--- Records ---

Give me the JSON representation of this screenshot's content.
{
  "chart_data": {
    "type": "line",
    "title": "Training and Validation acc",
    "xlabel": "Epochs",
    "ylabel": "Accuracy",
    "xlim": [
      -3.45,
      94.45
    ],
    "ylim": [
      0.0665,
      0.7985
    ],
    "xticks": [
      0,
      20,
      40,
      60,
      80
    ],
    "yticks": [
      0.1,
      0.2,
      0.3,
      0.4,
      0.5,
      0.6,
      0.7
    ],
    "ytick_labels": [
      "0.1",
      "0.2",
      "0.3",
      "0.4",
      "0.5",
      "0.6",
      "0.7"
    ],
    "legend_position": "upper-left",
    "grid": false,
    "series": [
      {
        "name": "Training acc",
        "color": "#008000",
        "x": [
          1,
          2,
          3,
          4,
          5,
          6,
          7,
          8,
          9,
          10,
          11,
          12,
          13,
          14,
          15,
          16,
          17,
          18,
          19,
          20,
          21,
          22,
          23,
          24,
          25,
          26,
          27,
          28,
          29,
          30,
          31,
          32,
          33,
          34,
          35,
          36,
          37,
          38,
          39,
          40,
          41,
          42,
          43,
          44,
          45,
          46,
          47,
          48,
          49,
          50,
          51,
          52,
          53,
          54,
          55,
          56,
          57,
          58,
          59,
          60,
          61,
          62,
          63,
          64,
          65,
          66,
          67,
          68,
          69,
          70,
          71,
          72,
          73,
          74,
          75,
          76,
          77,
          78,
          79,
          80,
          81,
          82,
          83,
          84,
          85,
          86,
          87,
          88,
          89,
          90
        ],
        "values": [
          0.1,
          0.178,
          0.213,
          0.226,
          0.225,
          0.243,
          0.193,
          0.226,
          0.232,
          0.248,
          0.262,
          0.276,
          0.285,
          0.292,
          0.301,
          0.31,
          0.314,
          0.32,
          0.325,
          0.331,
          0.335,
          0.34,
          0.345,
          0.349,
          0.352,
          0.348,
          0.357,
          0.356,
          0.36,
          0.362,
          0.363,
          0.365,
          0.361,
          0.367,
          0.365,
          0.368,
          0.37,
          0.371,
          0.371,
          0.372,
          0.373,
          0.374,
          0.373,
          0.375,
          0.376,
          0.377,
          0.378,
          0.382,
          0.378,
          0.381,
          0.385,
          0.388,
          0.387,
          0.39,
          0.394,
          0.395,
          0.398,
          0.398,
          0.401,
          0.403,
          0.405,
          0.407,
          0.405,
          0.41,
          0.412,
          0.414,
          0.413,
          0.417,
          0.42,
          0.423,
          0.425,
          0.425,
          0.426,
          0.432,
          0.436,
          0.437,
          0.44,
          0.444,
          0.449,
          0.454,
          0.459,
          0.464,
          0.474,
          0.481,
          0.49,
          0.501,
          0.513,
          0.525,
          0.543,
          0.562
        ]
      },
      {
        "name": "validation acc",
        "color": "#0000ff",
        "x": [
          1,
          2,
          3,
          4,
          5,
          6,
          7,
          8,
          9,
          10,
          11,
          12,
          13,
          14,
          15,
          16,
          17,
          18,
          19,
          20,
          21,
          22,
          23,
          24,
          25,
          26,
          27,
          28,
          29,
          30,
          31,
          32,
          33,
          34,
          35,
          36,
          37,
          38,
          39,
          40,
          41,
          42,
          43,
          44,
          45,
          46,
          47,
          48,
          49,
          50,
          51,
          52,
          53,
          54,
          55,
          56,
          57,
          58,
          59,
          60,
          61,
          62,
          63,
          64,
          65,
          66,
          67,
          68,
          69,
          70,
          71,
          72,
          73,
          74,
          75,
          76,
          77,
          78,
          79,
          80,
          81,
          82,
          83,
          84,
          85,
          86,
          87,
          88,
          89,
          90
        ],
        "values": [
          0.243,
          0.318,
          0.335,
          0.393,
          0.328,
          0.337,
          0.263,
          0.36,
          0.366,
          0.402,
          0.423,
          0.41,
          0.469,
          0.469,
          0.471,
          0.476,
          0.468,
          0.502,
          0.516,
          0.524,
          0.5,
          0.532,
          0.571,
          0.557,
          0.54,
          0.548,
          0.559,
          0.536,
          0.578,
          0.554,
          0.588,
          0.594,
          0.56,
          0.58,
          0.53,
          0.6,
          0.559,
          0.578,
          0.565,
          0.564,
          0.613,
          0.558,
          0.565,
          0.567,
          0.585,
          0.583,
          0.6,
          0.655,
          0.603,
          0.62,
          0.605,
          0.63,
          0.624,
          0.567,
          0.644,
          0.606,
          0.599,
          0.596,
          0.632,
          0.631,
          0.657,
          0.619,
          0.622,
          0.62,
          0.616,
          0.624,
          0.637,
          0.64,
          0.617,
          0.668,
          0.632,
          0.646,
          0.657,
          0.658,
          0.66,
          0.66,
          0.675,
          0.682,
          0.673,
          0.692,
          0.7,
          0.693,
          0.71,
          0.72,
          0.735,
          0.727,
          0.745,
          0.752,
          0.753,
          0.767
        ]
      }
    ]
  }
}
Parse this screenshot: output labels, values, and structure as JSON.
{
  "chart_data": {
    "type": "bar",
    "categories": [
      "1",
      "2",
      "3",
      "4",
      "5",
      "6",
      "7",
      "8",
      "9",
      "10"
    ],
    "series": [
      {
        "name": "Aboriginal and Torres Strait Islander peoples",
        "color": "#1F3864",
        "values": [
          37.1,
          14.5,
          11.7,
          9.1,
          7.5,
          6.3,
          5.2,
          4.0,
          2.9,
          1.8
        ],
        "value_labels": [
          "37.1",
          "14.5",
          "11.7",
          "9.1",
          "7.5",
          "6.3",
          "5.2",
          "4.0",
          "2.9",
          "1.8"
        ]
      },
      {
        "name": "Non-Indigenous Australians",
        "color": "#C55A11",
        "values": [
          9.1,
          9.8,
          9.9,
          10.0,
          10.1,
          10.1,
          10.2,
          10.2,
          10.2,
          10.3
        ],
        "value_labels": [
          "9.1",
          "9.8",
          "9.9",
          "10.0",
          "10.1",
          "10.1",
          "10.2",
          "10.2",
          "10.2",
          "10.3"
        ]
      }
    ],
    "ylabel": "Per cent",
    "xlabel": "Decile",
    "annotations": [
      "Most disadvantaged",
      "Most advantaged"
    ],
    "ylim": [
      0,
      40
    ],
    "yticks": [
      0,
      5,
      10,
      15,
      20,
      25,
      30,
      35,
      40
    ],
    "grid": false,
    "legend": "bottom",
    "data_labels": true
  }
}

---

> [Exercise details]: Copy every line from the entries that contains the word "Training".

> [Response to the exercise]:
    "title": "Training and Validation acc",
        "name": "Training acc",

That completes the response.